• [DIRECTIVE]:
From the entries below, count the lines with "that". Write only the count.

• [DATA EXCERPTS]:

(begin)

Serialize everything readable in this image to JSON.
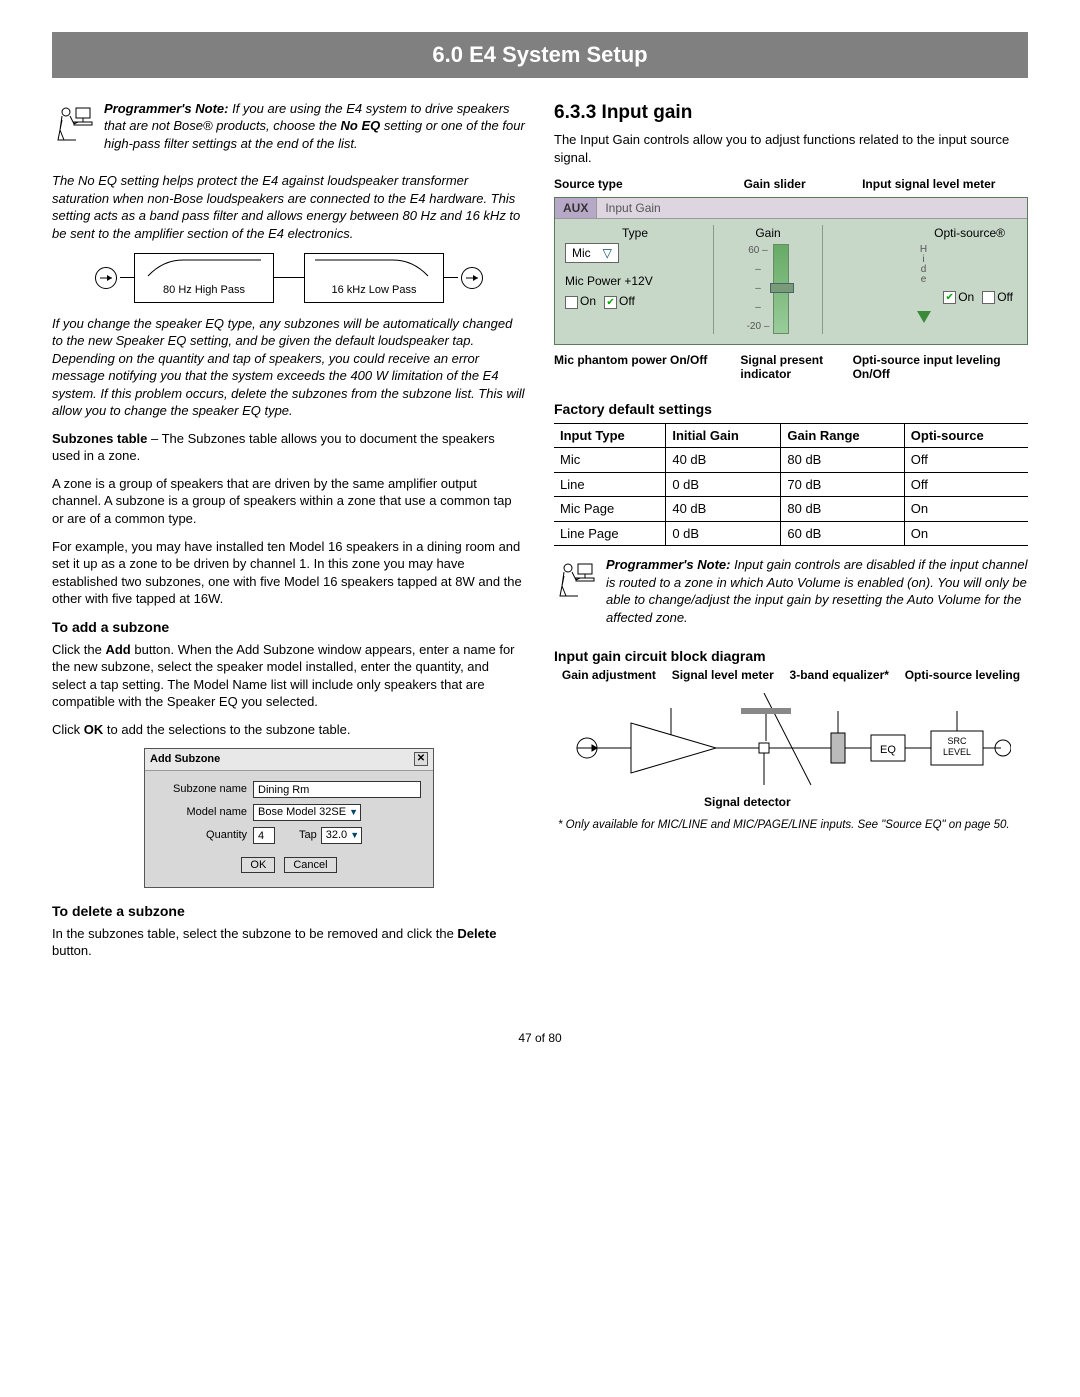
{
  "header": {
    "title": "6.0 E4 System Setup"
  },
  "left": {
    "note1_label": "Programmer's Note:",
    "note1_text": " If you are using the E4 system to drive speakers that are not Bose® products, choose the ",
    "note1_bold": "No EQ",
    "note1_text2": " setting or one of the four high-pass filter settings at the end of the list.",
    "noeq_para": "The No EQ setting helps protect the E4 against loudspeaker transformer saturation when non-Bose loudspeakers are connected to the E4 hardware. This setting acts as a band pass filter and allows energy between 80 Hz and 16 kHz to be sent to the amplifier section of the E4 electronics.",
    "filter1": "80 Hz High Pass",
    "filter2": "16 kHz Low Pass",
    "changeeq_para": "If you change the speaker EQ type, any subzones will be automatically changed to the new Speaker EQ setting, and be given the default loudspeaker tap. Depending on the quantity and tap of speakers, you could receive an error message notifying you that the system exceeds the 400 W limitation of the E4 system. If this problem occurs, delete the subzones from the subzone list. This will allow you to change the speaker EQ type.",
    "subzones_bold": "Subzones table",
    "subzones_text": " – The Subzones table allows you to document the speakers used in a zone.",
    "zone_para": "A zone is a group of speakers that are driven by the same amplifier output channel. A subzone is a group of speakers within a zone that use a common tap or are of a common type.",
    "example_para": "For example, you may have installed ten Model 16 speakers in a dining room and set it up as a zone to be driven by channel 1. In this zone you may have established two subzones, one with five Model 16 speakers tapped at 8W and the other with five tapped at 16W.",
    "add_heading": "To add a subzone",
    "add_p1a": "Click the ",
    "add_p1b": "Add",
    "add_p1c": " button. When the Add Subzone window appears, enter a name for the new subzone, select the speaker model installed, enter the quantity, and select a tap setting. The Model Name list will include only speakers that are compatible with the Speaker EQ you selected.",
    "add_p2a": "Click ",
    "add_p2b": "OK",
    "add_p2c": " to add the selections to the subzone table.",
    "dlg": {
      "title": "Add Subzone",
      "subzone_label": "Subzone name",
      "subzone_value": "Dining Rm",
      "model_label": "Model name",
      "model_value": "Bose Model 32SE",
      "qty_label": "Quantity",
      "qty_value": "4",
      "tap_label": "Tap",
      "tap_value": "32.0",
      "ok": "OK",
      "cancel": "Cancel"
    },
    "delete_heading": "To delete a subzone",
    "delete_p1a": "In the subzones table, select the subzone to be removed and click the ",
    "delete_p1b": "Delete",
    "delete_p1c": " button."
  },
  "right": {
    "section_heading": "6.3.3 Input gain",
    "intro": "The Input Gain controls allow you to adjust functions related to the input source signal.",
    "top_labels": {
      "source_type": "Source type",
      "gain_slider": "Gain slider",
      "input_meter": "Input signal level meter"
    },
    "panel": {
      "aux": "AUX",
      "title": "Input Gain",
      "type_label": "Type",
      "type_value": "Mic",
      "mic_power": "Mic Power +12V",
      "on": "On",
      "off": "Off",
      "gain_label": "Gain",
      "scale_top": "60",
      "scale_bot": "-20",
      "hide": "Hide",
      "opti": "Opti-source®"
    },
    "bottom_labels": {
      "mic_phantom": "Mic phantom power On/Off",
      "signal_present": "Signal present indicator",
      "opti_onoff": "Opti-source input leveling On/Off"
    },
    "factory_heading": "Factory default settings",
    "table": {
      "headers": [
        "Input Type",
        "Initial Gain",
        "Gain Range",
        "Opti-source"
      ],
      "rows": [
        [
          "Mic",
          "40 dB",
          "80 dB",
          "Off"
        ],
        [
          "Line",
          "0 dB",
          "70 dB",
          "Off"
        ],
        [
          "Mic Page",
          "40 dB",
          "80 dB",
          "On"
        ],
        [
          "Line Page",
          "0 dB",
          "60 dB",
          "On"
        ]
      ]
    },
    "note2_label": "Programmer's Note:",
    "note2_text": " Input gain controls are disabled if the input channel is routed to a zone in which Auto Volume is enabled (on). You will only be able to change/adjust the input gain by resetting the Auto Volume for the affected zone.",
    "block_heading": "Input gain circuit block diagram",
    "bd_labels": {
      "gain": "Gain adjustment",
      "signal": "Signal level meter",
      "eq3": "3-band equalizer*",
      "opti": "Opti-source leveling"
    },
    "bd_eq": "EQ",
    "bd_src": "SRC LEVEL",
    "bd_sigdet": "Signal detector",
    "footnote": "* Only available for MIC/LINE and MIC/PAGE/LINE inputs. See \"Source EQ\" on page 50."
  },
  "footer": {
    "page": "47 of 80"
  }
}
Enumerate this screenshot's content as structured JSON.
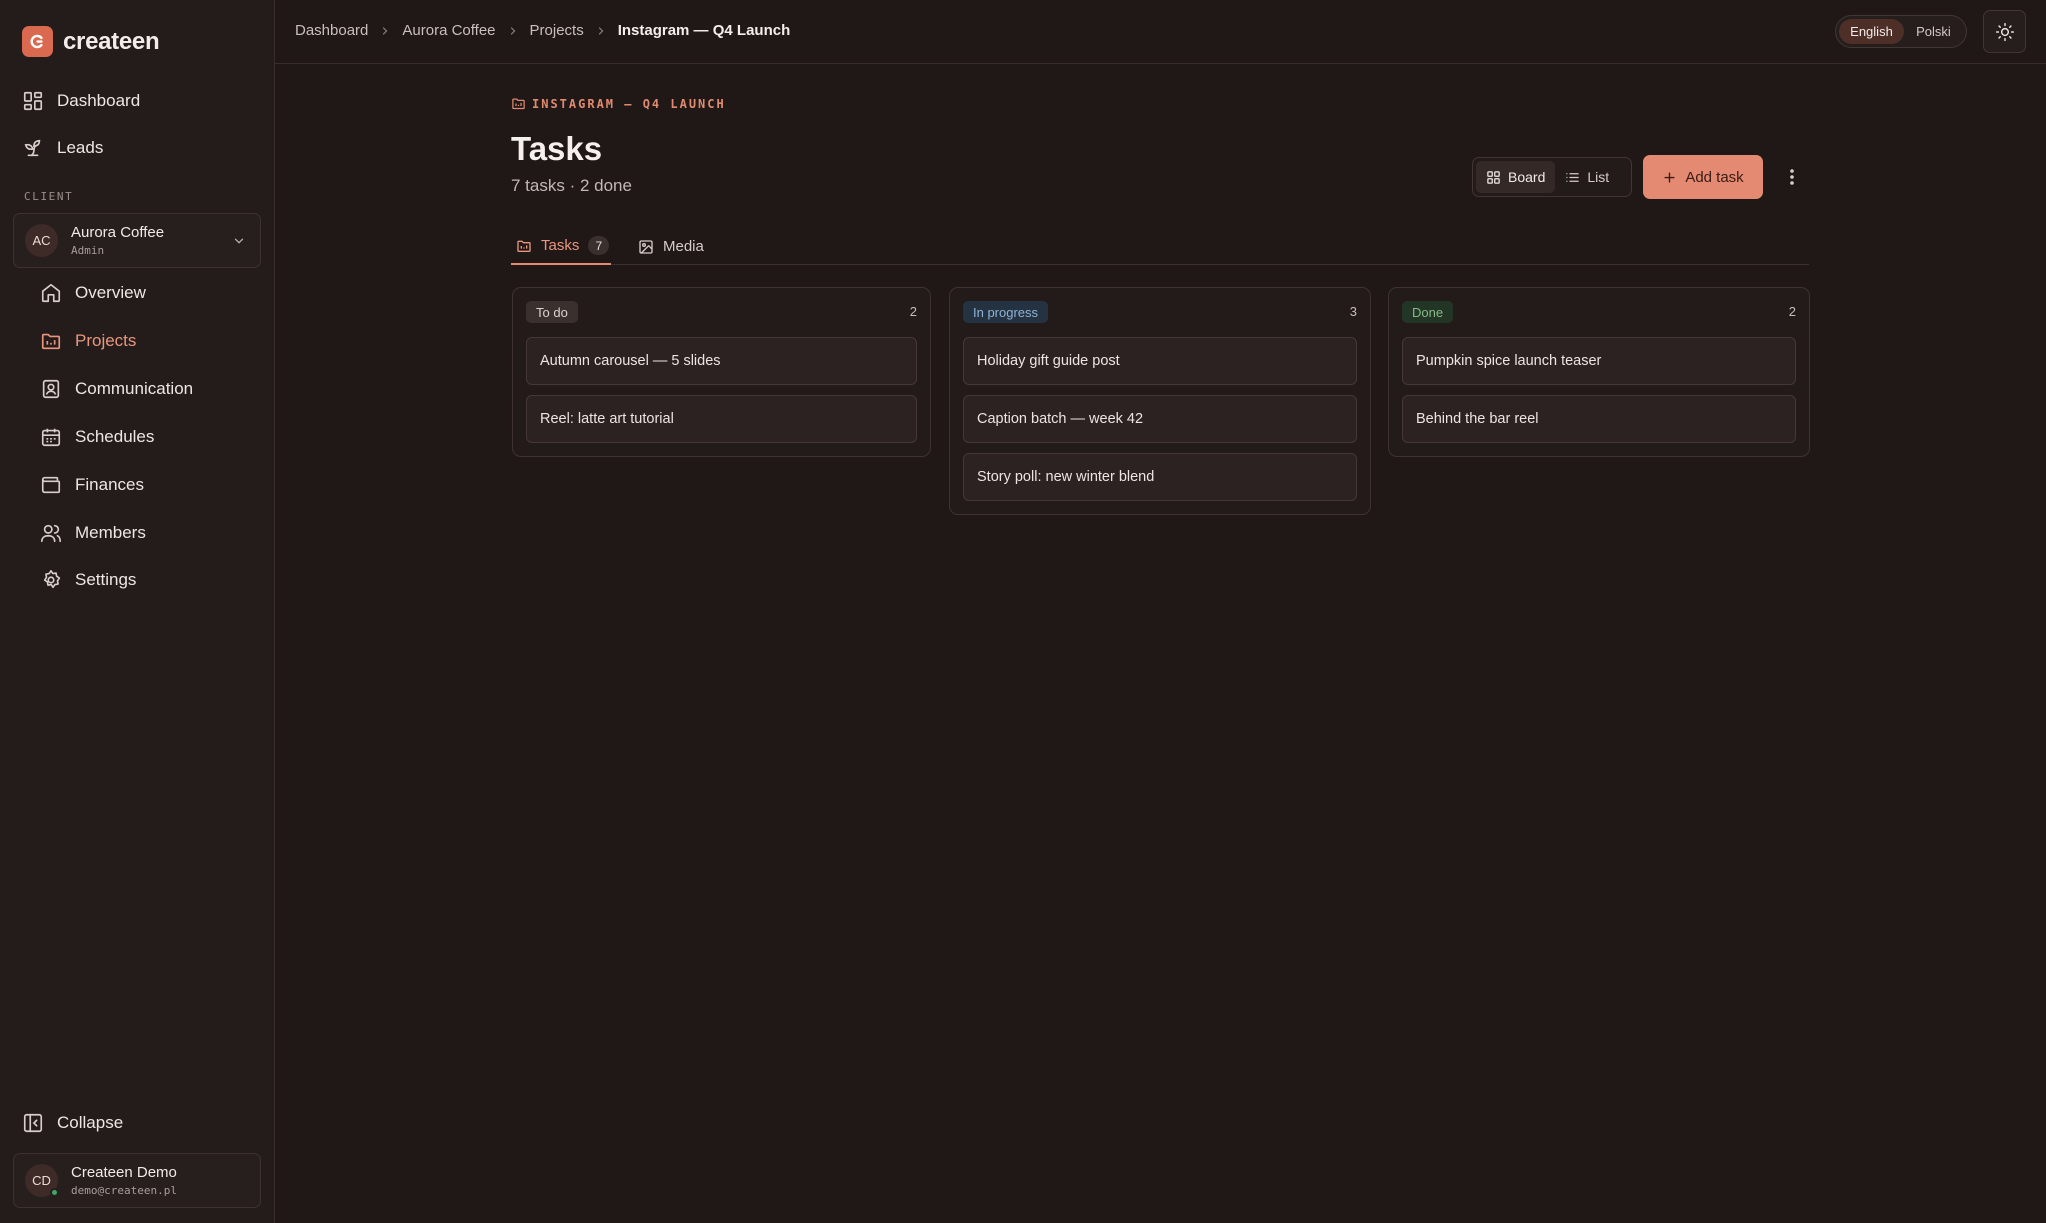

(end)

• [THE ANSWER]:
4